>> start EXTRACTED RECORDS
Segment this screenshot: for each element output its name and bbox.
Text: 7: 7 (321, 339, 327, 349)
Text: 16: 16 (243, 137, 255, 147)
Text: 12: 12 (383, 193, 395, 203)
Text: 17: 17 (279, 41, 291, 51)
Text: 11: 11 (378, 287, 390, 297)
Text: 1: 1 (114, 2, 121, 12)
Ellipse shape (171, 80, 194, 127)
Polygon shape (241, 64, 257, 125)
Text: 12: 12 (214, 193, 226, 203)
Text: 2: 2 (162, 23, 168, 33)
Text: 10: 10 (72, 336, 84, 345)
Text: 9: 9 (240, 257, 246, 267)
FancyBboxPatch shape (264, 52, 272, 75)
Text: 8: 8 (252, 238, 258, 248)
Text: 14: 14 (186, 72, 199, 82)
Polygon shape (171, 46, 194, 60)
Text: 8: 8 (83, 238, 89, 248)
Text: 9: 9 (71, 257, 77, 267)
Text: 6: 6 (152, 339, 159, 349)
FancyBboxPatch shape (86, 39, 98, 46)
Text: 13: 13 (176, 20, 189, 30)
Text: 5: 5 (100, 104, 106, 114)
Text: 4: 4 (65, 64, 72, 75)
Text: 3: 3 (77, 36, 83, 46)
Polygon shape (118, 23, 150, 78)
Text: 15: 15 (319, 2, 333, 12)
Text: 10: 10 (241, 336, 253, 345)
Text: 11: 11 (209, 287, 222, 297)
>> end EXTRACTED RECORDS
>> start EXTRACTED RECORDS
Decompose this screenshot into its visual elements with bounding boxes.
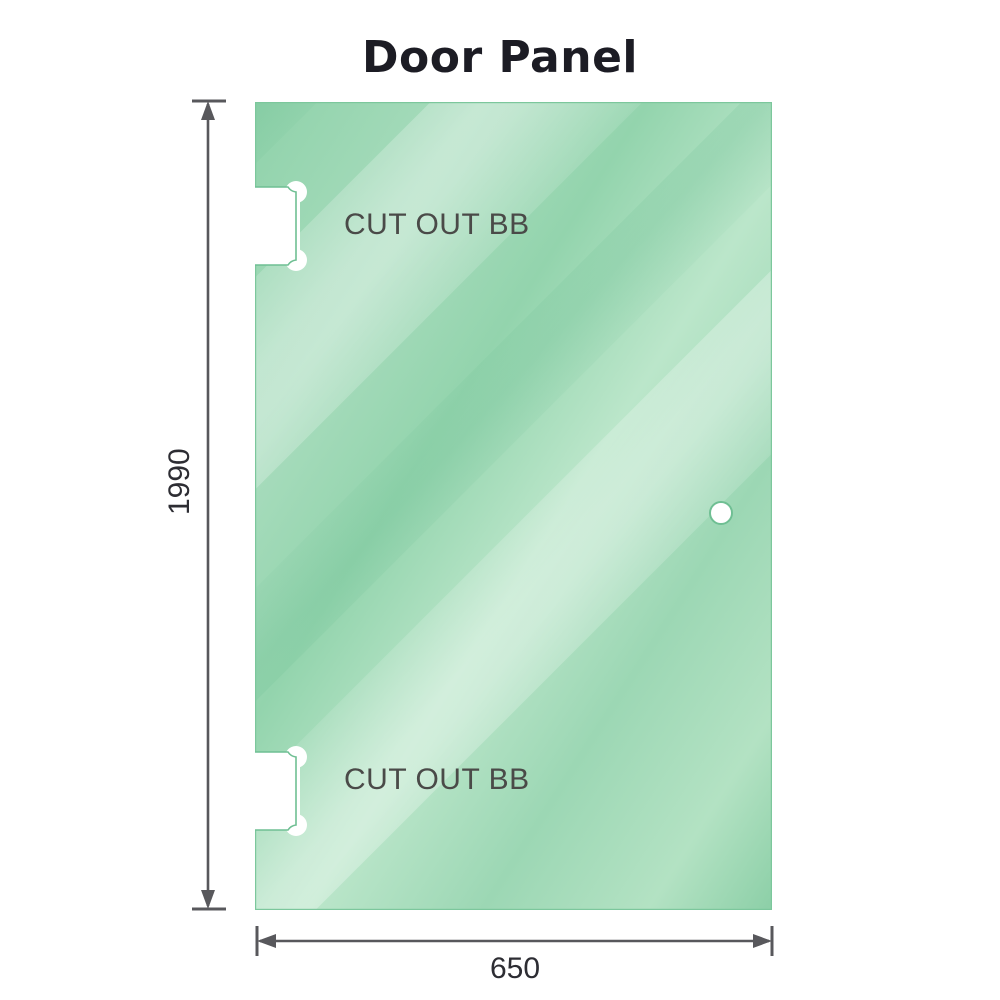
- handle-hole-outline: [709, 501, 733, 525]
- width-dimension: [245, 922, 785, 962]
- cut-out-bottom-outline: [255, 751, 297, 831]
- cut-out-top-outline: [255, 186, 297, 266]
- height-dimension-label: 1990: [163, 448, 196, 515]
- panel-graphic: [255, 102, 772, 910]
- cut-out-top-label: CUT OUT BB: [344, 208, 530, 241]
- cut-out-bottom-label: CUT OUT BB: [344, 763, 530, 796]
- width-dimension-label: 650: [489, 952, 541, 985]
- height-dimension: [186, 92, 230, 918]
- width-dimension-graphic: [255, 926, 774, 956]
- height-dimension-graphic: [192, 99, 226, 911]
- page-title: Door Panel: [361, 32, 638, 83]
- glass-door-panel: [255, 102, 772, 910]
>> end EXTRACTED RECORDS
>> start EXTRACTED RECORDS
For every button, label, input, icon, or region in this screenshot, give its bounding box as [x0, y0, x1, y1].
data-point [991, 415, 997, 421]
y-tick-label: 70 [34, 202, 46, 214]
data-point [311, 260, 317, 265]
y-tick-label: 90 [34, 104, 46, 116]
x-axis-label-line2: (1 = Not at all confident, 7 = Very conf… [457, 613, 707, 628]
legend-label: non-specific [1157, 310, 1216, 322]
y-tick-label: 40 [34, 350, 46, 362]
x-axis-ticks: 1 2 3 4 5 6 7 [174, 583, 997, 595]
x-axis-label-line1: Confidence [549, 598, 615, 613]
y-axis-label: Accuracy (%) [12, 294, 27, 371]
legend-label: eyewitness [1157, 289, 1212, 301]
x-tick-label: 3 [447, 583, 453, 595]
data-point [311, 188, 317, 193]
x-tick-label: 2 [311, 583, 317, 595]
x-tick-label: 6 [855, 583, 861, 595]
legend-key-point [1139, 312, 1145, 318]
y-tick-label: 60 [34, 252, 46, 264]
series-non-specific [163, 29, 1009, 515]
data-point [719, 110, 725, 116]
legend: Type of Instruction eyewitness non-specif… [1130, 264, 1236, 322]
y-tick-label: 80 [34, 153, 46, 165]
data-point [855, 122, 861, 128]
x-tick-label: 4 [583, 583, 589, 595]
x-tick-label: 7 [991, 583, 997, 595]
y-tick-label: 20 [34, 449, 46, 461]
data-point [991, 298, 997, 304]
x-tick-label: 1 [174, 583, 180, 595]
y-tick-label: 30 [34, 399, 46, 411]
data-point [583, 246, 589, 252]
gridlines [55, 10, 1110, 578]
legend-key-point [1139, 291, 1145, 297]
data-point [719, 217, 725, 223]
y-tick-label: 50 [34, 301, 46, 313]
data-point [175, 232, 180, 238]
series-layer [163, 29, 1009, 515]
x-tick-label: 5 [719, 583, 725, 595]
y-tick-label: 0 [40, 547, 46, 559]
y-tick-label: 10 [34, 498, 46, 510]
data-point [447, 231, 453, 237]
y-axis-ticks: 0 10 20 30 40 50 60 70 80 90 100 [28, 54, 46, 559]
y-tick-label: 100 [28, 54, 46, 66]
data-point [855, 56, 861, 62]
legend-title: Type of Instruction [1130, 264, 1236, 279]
>> end EXTRACTED RECORDS
(WHAT YOU SHOULD DO) Output the lines from the line with "Decompose this screenshot" to the line with "- glass-door-panel: [255, 102, 772, 910]" as a Markdown table with the columns No. and Line, one numbered row per line, skipping blank lines and leaving out any pictures.

(SOLUTION TO THE EXERCISE)
| No. | Line |
|---|---|
| 1 | Decompose this screenshot into its visual elements with bounding boxes. |
| 2 | - handle-hole-outline: [709, 501, 733, 525] |
| 3 | - width-dimension: [245, 922, 785, 962] |
| 4 | - cut-out-bottom-outline: [255, 751, 297, 831] |
| 5 | - cut-out-top-outline: [255, 186, 297, 266] |
| 6 | - height-dimension-label: 1990: [163, 448, 196, 515] |
| 7 | - panel-graphic: [255, 102, 772, 910] |
| 8 | - cut-out-top-label: CUT OUT BB: [344, 208, 530, 241] |
| 9 | - cut-out-bottom-label: CUT OUT BB: [344, 763, 530, 796] |
| 10 | - width-dimension-label: 650: [489, 952, 541, 985] |
| 11 | - height-dimension: [186, 92, 230, 918] |
| 12 | - width-dimension-graphic: [255, 926, 774, 956] |
| 13 | - height-dimension-graphic: [192, 99, 226, 911] |
| 14 | - page-title: Door Panel: [361, 32, 638, 83] |
| 15 | - glass-door-panel: [255, 102, 772, 910] |